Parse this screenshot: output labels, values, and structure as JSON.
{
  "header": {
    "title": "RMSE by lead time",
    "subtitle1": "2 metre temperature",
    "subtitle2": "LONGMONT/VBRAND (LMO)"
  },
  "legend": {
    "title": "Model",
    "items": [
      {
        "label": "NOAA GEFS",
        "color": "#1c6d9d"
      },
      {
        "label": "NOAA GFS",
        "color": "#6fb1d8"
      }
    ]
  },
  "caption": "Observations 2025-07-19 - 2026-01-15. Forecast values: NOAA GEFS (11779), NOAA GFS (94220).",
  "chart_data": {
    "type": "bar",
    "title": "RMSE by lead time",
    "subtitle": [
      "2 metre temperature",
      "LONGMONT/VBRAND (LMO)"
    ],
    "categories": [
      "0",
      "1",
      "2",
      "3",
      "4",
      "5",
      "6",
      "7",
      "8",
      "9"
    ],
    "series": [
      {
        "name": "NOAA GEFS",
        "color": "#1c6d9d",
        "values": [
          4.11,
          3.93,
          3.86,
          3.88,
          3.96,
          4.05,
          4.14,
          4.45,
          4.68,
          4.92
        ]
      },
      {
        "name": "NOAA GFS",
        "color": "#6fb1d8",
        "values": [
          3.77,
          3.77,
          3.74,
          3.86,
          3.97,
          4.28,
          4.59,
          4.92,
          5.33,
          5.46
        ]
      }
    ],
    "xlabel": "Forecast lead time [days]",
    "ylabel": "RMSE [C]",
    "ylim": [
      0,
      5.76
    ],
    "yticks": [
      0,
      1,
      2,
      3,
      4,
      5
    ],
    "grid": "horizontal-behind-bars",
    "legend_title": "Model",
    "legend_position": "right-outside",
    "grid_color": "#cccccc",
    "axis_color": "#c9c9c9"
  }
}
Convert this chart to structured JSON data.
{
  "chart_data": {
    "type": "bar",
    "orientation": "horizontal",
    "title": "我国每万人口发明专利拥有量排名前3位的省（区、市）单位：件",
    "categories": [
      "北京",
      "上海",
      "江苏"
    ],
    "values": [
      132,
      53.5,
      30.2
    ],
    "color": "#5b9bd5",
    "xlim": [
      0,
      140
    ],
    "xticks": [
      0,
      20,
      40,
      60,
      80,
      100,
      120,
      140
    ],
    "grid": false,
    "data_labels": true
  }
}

-------

* [EXERCISE GOAL]:
Word for word, write out all of the data above.

* [ANSWER]:
Parse this screenshot: output labels, values, and structure as JSON.
{
  "header": {
    "title": "RMSE by lead time",
    "subtitle1": "2 metre temperature",
    "subtitle2": "LONGMONT/VBRAND (LMO)"
  },
  "legend": {
    "title": "Model",
    "items": [
      {
        "label": "NOAA GEFS",
        "color": "#1c6d9d"
      },
      {
        "label": "NOAA GFS",
        "color": "#6fb1d8"
      }
    ]
  },
  "caption": "Observations 2025-07-19 - 2026-01-15. Forecast values: NOAA GEFS (11779), NOAA GFS (94220).",
  "chart_data": {
    "type": "bar",
    "title": "RMSE by lead time",
    "subtitle": [
      "2 metre temperature",
      "LONGMONT/VBRAND (LMO)"
    ],
    "categories": [
      "0",
      "1",
      "2",
      "3",
      "4",
      "5",
      "6",
      "7",
      "8",
      "9"
    ],
    "series": [
      {
        "name": "NOAA GEFS",
        "color": "#1c6d9d",
        "values": [
          4.11,
          3.93,
          3.86,
          3.88,
          3.96,
          4.05,
          4.14,
          4.45,
          4.68,
          4.92
        ]
      },
      {
        "name": "NOAA GFS",
        "color": "#6fb1d8",
        "values": [
          3.77,
          3.77,
          3.74,
          3.86,
          3.97,
          4.28,
          4.59,
          4.92,
          5.33,
          5.46
        ]
      }
    ],
    "xlabel": "Forecast lead time [days]",
    "ylabel": "RMSE [C]",
    "ylim": [
      0,
      5.76
    ],
    "yticks": [
      0,
      1,
      2,
      3,
      4,
      5
    ],
    "grid": "horizontal-behind-bars",
    "legend_title": "Model",
    "legend_position": "right-outside",
    "grid_color": "#cccccc",
    "axis_color": "#c9c9c9"
  }
}
Convert this chart to structured JSON data.
{
  "chart_data": {
    "type": "bar",
    "orientation": "horizontal",
    "title": "我国每万人口发明专利拥有量排名前3位的省（区、市）单位：件",
    "categories": [
      "北京",
      "上海",
      "江苏"
    ],
    "values": [
      132,
      53.5,
      30.2
    ],
    "color": "#5b9bd5",
    "xlim": [
      0,
      140
    ],
    "xticks": [
      0,
      20,
      40,
      60,
      80,
      100,
      120,
      140
    ],
    "grid": false,
    "data_labels": true
  }
}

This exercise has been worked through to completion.